* Begin Dataset extract *

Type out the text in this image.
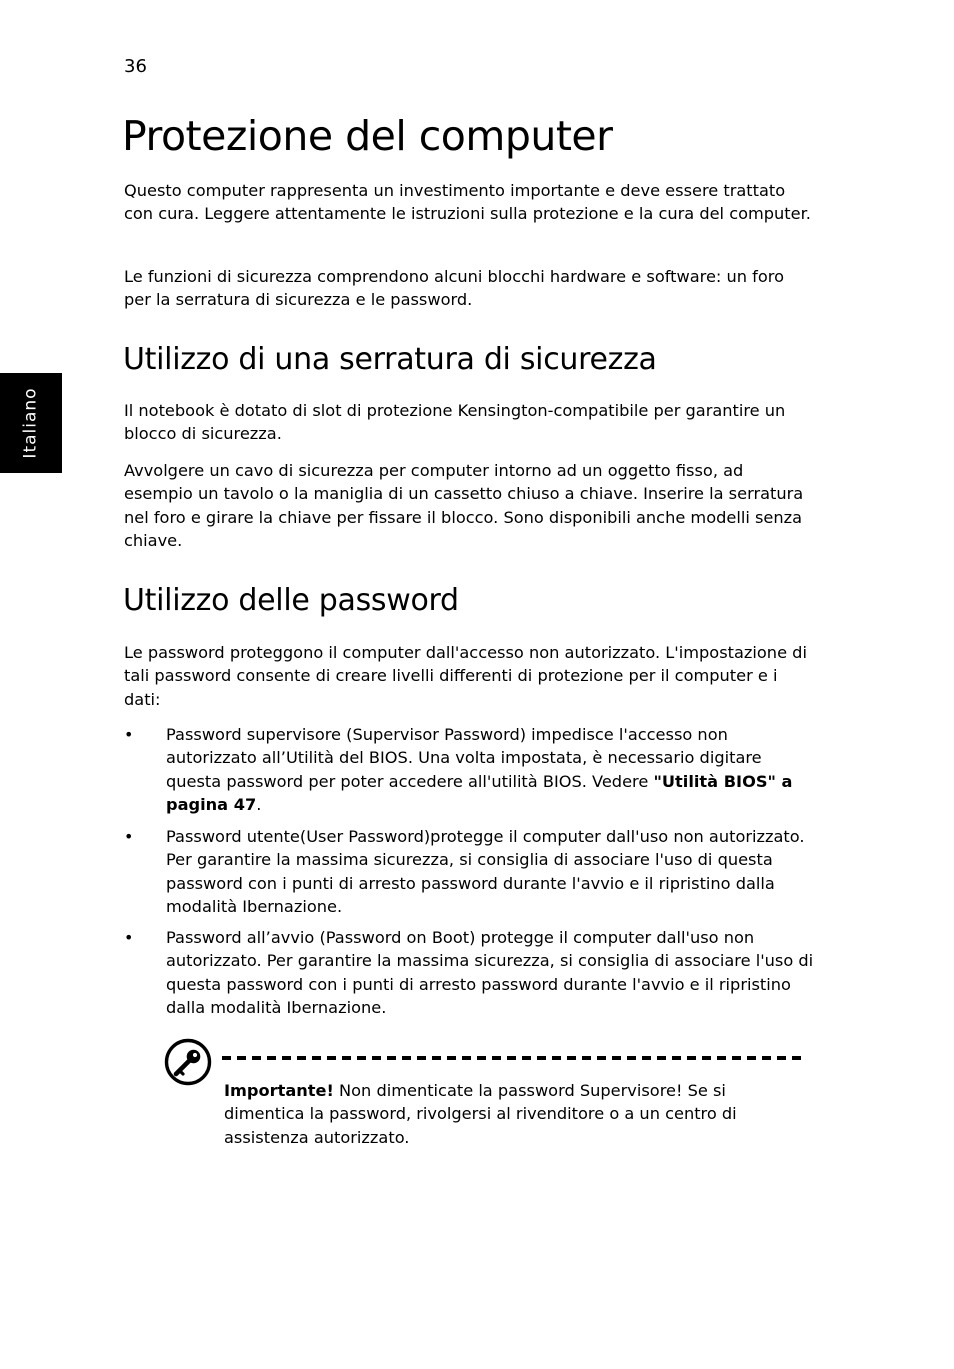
36
Italiano
Protezione del computer

Questo computer rappresenta un investimento importante e deve essere trattato con cura. Leggere attentamente le istruzioni sulla protezione e la cura del computer.

Le funzioni di sicurezza comprendono alcuni blocchi hardware e software: un foro per la serratura di sicurezza e le password.

Utilizzo di una serratura di sicurezza

Il notebook è dotato di slot di protezione Kensington-compatibile per garantire un blocco di sicurezza.

Avvolgere un cavo di sicurezza per computer intorno ad un oggetto fisso, ad esempio un tavolo o la maniglia di un cassetto chiuso a chiave. Inserire la serratura nel foro e girare la chiave per fissare il blocco. Sono disponibili anche modelli senza chiave.

Utilizzo delle password

Le password proteggono il computer dall'accesso non autorizzato. L'impostazione di tali password consente di creare livelli differenti di protezione per il computer e i dati:

• Password supervisore (Supervisor Password) impedisce l'accesso non autorizzato all’Utilità del BIOS. Una volta impostata, è necessario digitare questa password per poter accedere all'utilità BIOS. Vedere "Utilità BIOS" a pagina 47.

• Password utente(User Password)protegge il computer dall'uso non autorizzato. Per garantire la massima sicurezza, si consiglia di associare l'uso di questa password con i punti di arresto password durante l'avvio e il ripristino dalla modalità Ibernazione.

• Password all’avvio (Password on Boot) protegge il computer dall'uso non autorizzato. Per garantire la massima sicurezza, si consiglia di associare l'uso di questa password con i punti di arresto password durante l'avvio e il ripristino dalla modalità Ibernazione.

Importante! Non dimenticate la password Supervisore! Se si dimentica la password, rivolgersi al rivenditore o a un centro di assistenza autorizzato.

* End Dataset extract *

_Aim_
Report each line of the material above where the word "accesso" appears.

_Solution for this task_
Le password proteggono il computer dall'accesso non autorizzato. L'impostazione di tali password consente di creare livelli differenti di protezione per il computer e i dati:
• Password supervisore (Supervisor Password) impedisce l'accesso non autorizzato all’Utilità del BIOS. Una volta impostata, è necessario digitare questa password per poter accedere all'utilità BIOS. Vedere "Utilità BIOS" a pagina 47.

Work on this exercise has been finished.